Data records

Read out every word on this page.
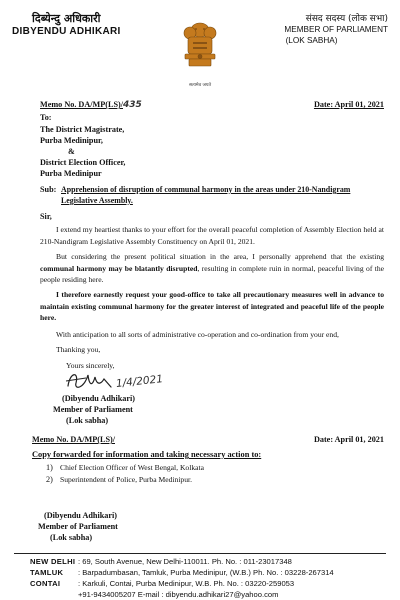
दिब्येन्दु अधिकारी
DIBYENDU ADHIKARI
सत्यमेव जयते
संसद सदस्य (लोक सभा)
MEMBER OF PARLIAMENT
(LOK SABHA)
Memo No. DA/MP(LS)/435	Date: April 01, 2021
To:
The District Magistrate,
Purba Medinipur,
&
District Election Officer,
Purba Medinipur
Sub: Apprehension of disruption of communal harmony in the areas under 210-Nandigram
Legislative Assembly.
Sir,
I extend my heartiest thanks to your effort for the overall peaceful completion of Assembly Election held at 210-Nandigram Legislative Assembly Constituency on April 01, 2021.
But considering the present political situation in the area, I personally apprehend that the existing communal harmony may be blatantly disrupted, resulting in complete ruin in normal, peaceful living of the people residing here.
I therefore earnestly request your good-office to take all precautionary measures well in advance to maintain existing communal harmony for the greater interest of integrated and peaceful life of the people here.
With anticipation to all sorts of administrative co-operation and co-ordination from your end,
Thanking you,
Yours sincerely,
1/4/2021
(Dibyendu Adhikari)
Member of Parliament
(Lok sabha)
Memo No. DA/MP(LS)/	Date: April 01, 2021
Copy forwarded for information and taking necessary action to:
1) Chief Election Officer of West Bengal, Kolkata
2) Superintendent of Police, Purba Medinipur.
(Dibyendu Adhikari)
Member of Parliament
(Lok sabha)
NEW DELHI : 69, South Avenue, New Delhi-110011. Ph. No. : 011-23017348
TAMLUK : Barpadumbasan, Tamluk, Purba Medinipur, (W.B.) Ph. No. : 03228-267314
CONTAI : Karkuli, Contai, Purba Medinipur, W.B. Ph. No. : 03220-259053
+91-9434005207 E-mail : dibyendu.adhikari27@yahoo.com
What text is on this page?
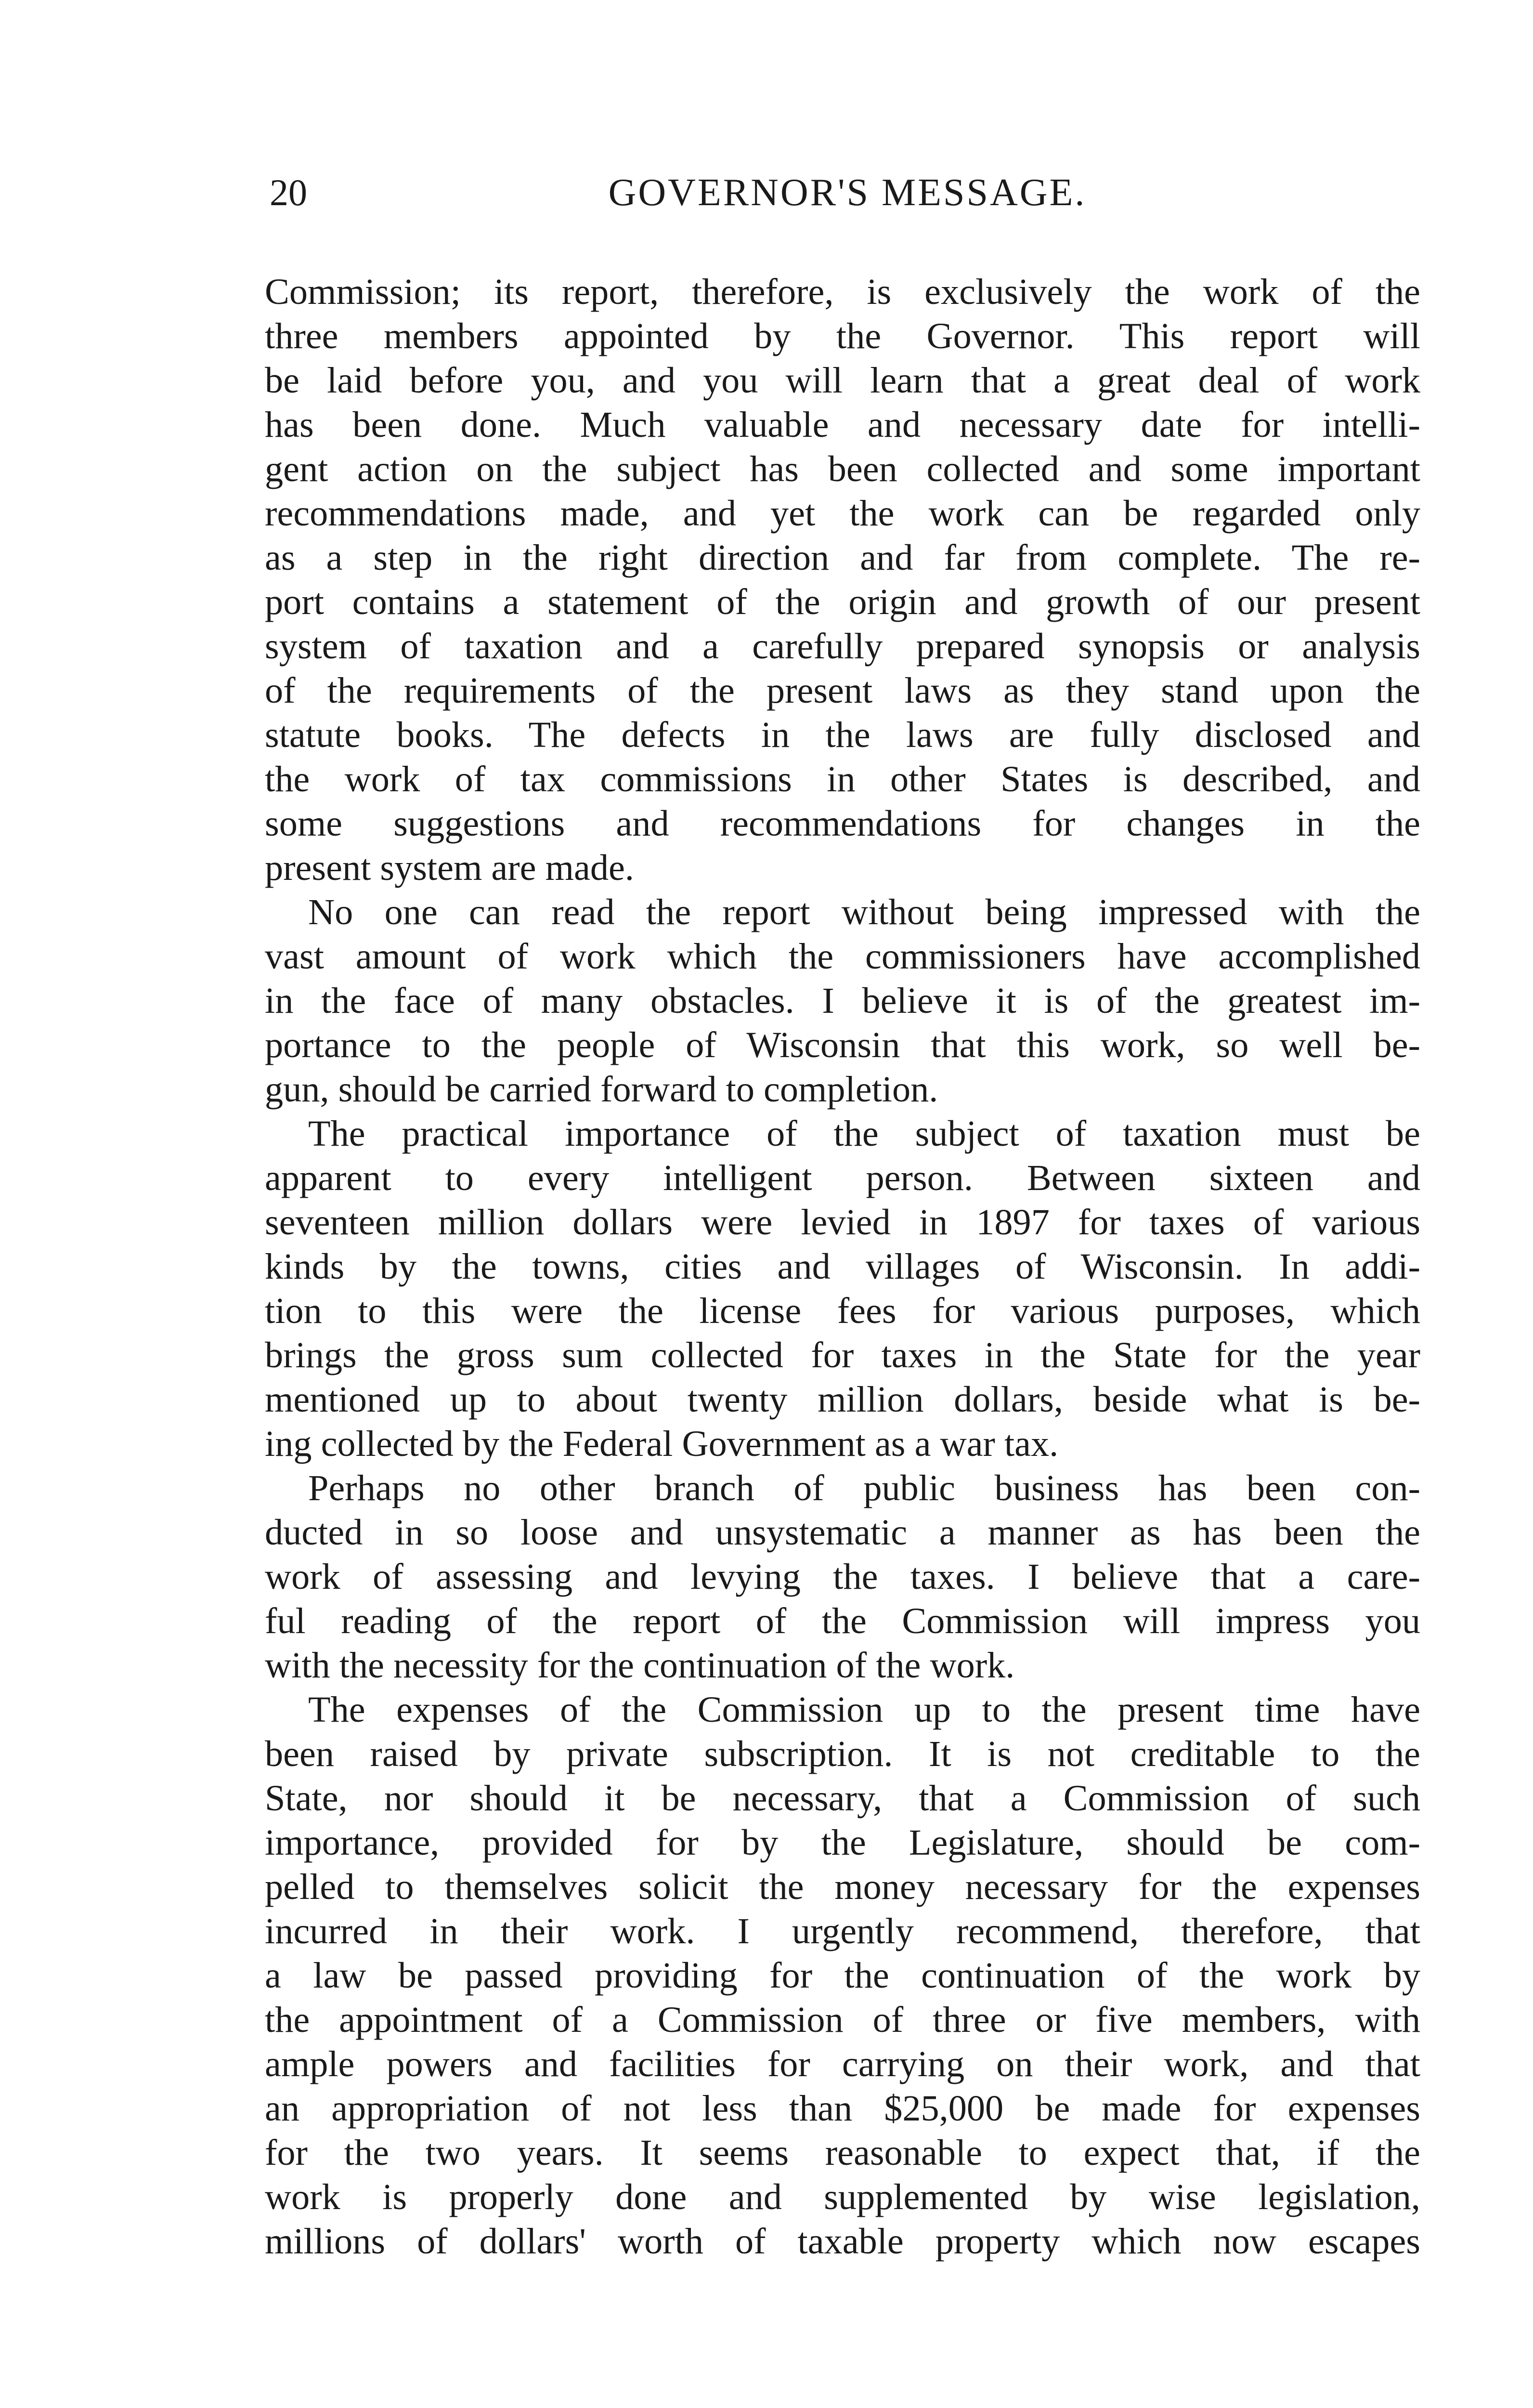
20	GOVERNOR'S MESSAGE.

Commission; its report, therefore, is exclusively the work of the
three members appointed by the Governor. This report will
be laid before you, and you will learn that a great deal of work
has been done. Much valuable and necessary date for intelli-
gent action on the subject has been collected and some important
recommendations made, and yet the work can be regarded only
as a step in the right direction and far from complete. The re-
port contains a statement of the origin and growth of our present
system of taxation and a carefully prepared synopsis or analysis
of the requirements of the present laws as they stand upon the
statute books. The defects in the laws are fully disclosed and
the work of tax commissions in other States is described, and
some suggestions and recommendations for changes in the
present system are made.

No one can read the report without being impressed with the
vast amount of work which the commissioners have accomplished
in the face of many obstacles. I believe it is of the greatest im-
portance to the people of Wisconsin that this work, so well be-
gun, should be carried forward to completion.

The practical importance of the subject of taxation must be
apparent to every intelligent person. Between sixteen and
seventeen million dollars were levied in 1897 for taxes of various
kinds by the towns, cities and villages of Wisconsin. In addi-
tion to this were the license fees for various purposes, which
brings the gross sum collected for taxes in the State for the year
mentioned up to about twenty million dollars, beside what is be-
ing collected by the Federal Government as a war tax.

Perhaps no other branch of public business has been con-
ducted in so loose and unsystematic a manner as has been the
work of assessing and levying the taxes. I believe that a care-
ful reading of the report of the Commission will impress you
with the necessity for the continuation of the work.

The expenses of the Commission up to the present time have
been raised by private subscription. It is not creditable to the
State, nor should it be necessary, that a Commission of such
importance, provided for by the Legislature, should be com-
pelled to themselves solicit the money necessary for the expenses
incurred in their work. I urgently recommend, therefore, that
a law be passed providing for the continuation of the work by
the appointment of a Commission of three or five members, with
ample powers and facilities for carrying on their work, and that
an appropriation of not less than $25,000 be made for expenses
for the two years. It seems reasonable to expect that, if the
work is properly done and supplemented by wise legislation,
millions of dollars' worth of taxable property which now escapes
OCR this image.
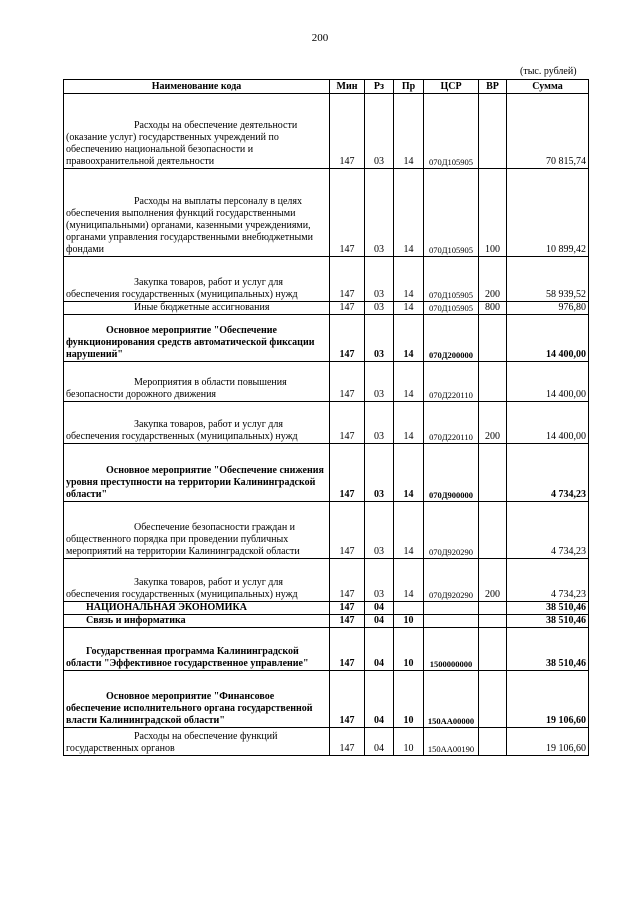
200
(тыс. рублей)
Наименование кода	Мин	Рз	Пр	ЦСР	ВР	Сумма

Расходы на обеспечение деятельности (оказание услуг) государственных учреждений по обеспечению национальной безопасности и правоохранительной деятельности	147	03	14	070Д105905		70 815,74

Расходы на выплаты персоналу в целях обеспечения выполнения функций государственными (муниципальными) органами, казенными учреждениями, органами управления государственными внебюджетными фондами	147	03	14	070Д105905	100	10 899,42

Закупка товаров, работ и услуг для обеспечения государственных (муниципальных) нужд	147	03	14	070Д105905	200	58 939,52

Иные бюджетные ассигнования	147	03	14	070Д105905	800	976,80

Основное мероприятие "Обеспечение функционирования средств автоматической фиксации нарушений"	147	03	14	070Д200000		14 400,00

Мероприятия в области повышения безопасности дорожного движения	147	03	14	070Д220110		14 400,00

Закупка товаров, работ и услуг для обеспечения государственных (муниципальных) нужд	147	03	14	070Д220110	200	14 400,00

Основное мероприятие "Обеспечение снижения уровня преступности на территории Калининградской области"	147	03	14	070Д900000		4 734,23

Обеспечение безопасности граждан и общественного порядка при проведении публичных мероприятий на территории Калининградской области	147	03	14	070Д920290		4 734,23

Закупка товаров, работ и услуг для обеспечения государственных (муниципальных) нужд	147	03	14	070Д920290	200	4 734,23

НАЦИОНАЛЬНАЯ ЭКОНОМИКА	147	04				38 510,46

Связь и информатика	147	04	10			38 510,46

Государственная программа Калининградской области "Эффективное государственное управление"	147	04	10	1500000000		38 510,46

Основное мероприятие "Финансовое обеспечение исполнительного органа государственной власти Калининградской области"	147	04	10	150АА00000		19 106,60

Расходы на обеспечение функций государственных органов	147	04	10	150АА00190		19 106,60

## Instructions to follow
Set each line of the records down exactly, leaving every picture out.

## The output
Read out every word on this page.
दिब्येन्दु अधिकारी
DIBYENDU ADHIKARI
सत्यमेव जयते
संसद सदस्य (लोक सभा)
MEMBER OF PARLIAMENT
(LOK SABHA)
Memo No. DA/MP(LS)/435	Date: April 01, 2021
To:
The District Magistrate,
Purba Medinipur,
&
District Election Officer,
Purba Medinipur
Sub: Apprehension of disruption of communal harmony in the areas under 210-Nandigram
Legislative Assembly.
Sir,
I extend my heartiest thanks to your effort for the overall peaceful completion of Assembly Election held at 210-Nandigram Legislative Assembly Constituency on April 01, 2021.
But considering the present political situation in the area, I personally apprehend that the existing communal harmony may be blatantly disrupted, resulting in complete ruin in normal, peaceful living of the people residing here.
I therefore earnestly request your good-office to take all precautionary measures well in advance to maintain existing communal harmony for the greater interest of integrated and peaceful life of the people here.
With anticipation to all sorts of administrative co-operation and co-ordination from your end,
Thanking you,
Yours sincerely,
1/4/2021
(Dibyendu Adhikari)
Member of Parliament
(Lok sabha)
Memo No. DA/MP(LS)/	Date: April 01, 2021
Copy forwarded for information and taking necessary action to:
1) Chief Election Officer of West Bengal, Kolkata
2) Superintendent of Police, Purba Medinipur.
(Dibyendu Adhikari)
Member of Parliament
(Lok sabha)
NEW DELHI : 69, South Avenue, New Delhi-110011. Ph. No. : 011-23017348
TAMLUK : Barpadumbasan, Tamluk, Purba Medinipur, (W.B.) Ph. No. : 03228-267314
CONTAI : Karkuli, Contai, Purba Medinipur, W.B. Ph. No. : 03220-259053
+91-9434005207 E-mail : dibyendu.adhikari27@yahoo.com
What text is on this page?
20	GOVERNOR'S MESSAGE.

Commission; its report, therefore, is exclusively the work of the
three members appointed by the Governor. This report will
be laid before you, and you will learn that a great deal of work
has been done. Much valuable and necessary date for intelli-
gent action on the subject has been collected and some important
recommendations made, and yet the work can be regarded only
as a step in the right direction and far from complete. The re-
port contains a statement of the origin and growth of our present
system of taxation and a carefully prepared synopsis or analysis
of the requirements of the present laws as they stand upon the
statute books. The defects in the laws are fully disclosed and
the work of tax commissions in other States is described, and
some suggestions and recommendations for changes in the
present system are made.

No one can read the report without being impressed with the
vast amount of work which the commissioners have accomplished
in the face of many obstacles. I believe it is of the greatest im-
portance to the people of Wisconsin that this work, so well be-
gun, should be carried forward to completion.

The practical importance of the subject of taxation must be
apparent to every intelligent person. Between sixteen and
seventeen million dollars were levied in 1897 for taxes of various
kinds by the towns, cities and villages of Wisconsin. In addi-
tion to this were the license fees for various purposes, which
brings the gross sum collected for taxes in the State for the year
mentioned up to about twenty million dollars, beside what is be-
ing collected by the Federal Government as a war tax.

Perhaps no other branch of public business has been con-
ducted in so loose and unsystematic a manner as has been the
work of assessing and levying the taxes. I believe that a care-
ful reading of the report of the Commission will impress you
with the necessity for the continuation of the work.

The expenses of the Commission up to the present time have
been raised by private subscription. It is not creditable to the
State, nor should it be necessary, that a Commission of such
importance, provided for by the Legislature, should be com-
pelled to themselves solicit the money necessary for the expenses
incurred in their work. I urgently recommend, therefore, that
a law be passed providing for the continuation of the work by
the appointment of a Commission of three or five members, with
ample powers and facilities for carrying on their work, and that
an appropriation of not less than $25,000 be made for expenses
for the two years. It seems reasonable to expect that, if the
work is properly done and supplemented by wise legislation,
millions of dollars' worth of taxable property which now escapes
OCR this image.
200
(тыс. рублей)
Наименование кода	Мин	Рз	Пр	ЦСР	ВР	Сумма

Расходы на обеспечение деятельности (оказание услуг) государственных учреждений по обеспечению национальной безопасности и правоохранительной деятельности	147	03	14	070Д105905		70 815,74

Расходы на выплаты персоналу в целях обеспечения выполнения функций государственными (муниципальными) органами, казенными учреждениями, органами управления государственными внебюджетными фондами	147	03	14	070Д105905	100	10 899,42

Закупка товаров, работ и услуг для обеспечения государственных (муниципальных) нужд	147	03	14	070Д105905	200	58 939,52

Иные бюджетные ассигнования	147	03	14	070Д105905	800	976,80

Основное мероприятие "Обеспечение функционирования средств автоматической фиксации нарушений"	147	03	14	070Д200000		14 400,00

Мероприятия в области повышения безопасности дорожного движения	147	03	14	070Д220110		14 400,00

Закупка товаров, работ и услуг для обеспечения государственных (муниципальных) нужд	147	03	14	070Д220110	200	14 400,00

Основное мероприятие "Обеспечение снижения уровня преступности на территории Калининградской области"	147	03	14	070Д900000		4 734,23

Обеспечение безопасности граждан и общественного порядка при проведении публичных мероприятий на территории Калининградской области	147	03	14	070Д920290		4 734,23

Закупка товаров, работ и услуг для обеспечения государственных (муниципальных) нужд	147	03	14	070Д920290	200	4 734,23

НАЦИОНАЛЬНАЯ ЭКОНОМИКА	147	04				38 510,46

Связь и информатика	147	04	10			38 510,46

Государственная программа Калининградской области "Эффективное государственное управление"	147	04	10	1500000000		38 510,46

Основное мероприятие "Финансовое обеспечение исполнительного органа государственной власти Калининградской области"	147	04	10	150АА00000		19 106,60

Расходы на обеспечение функций государственных органов	147	04	10	150АА00190		19 106,60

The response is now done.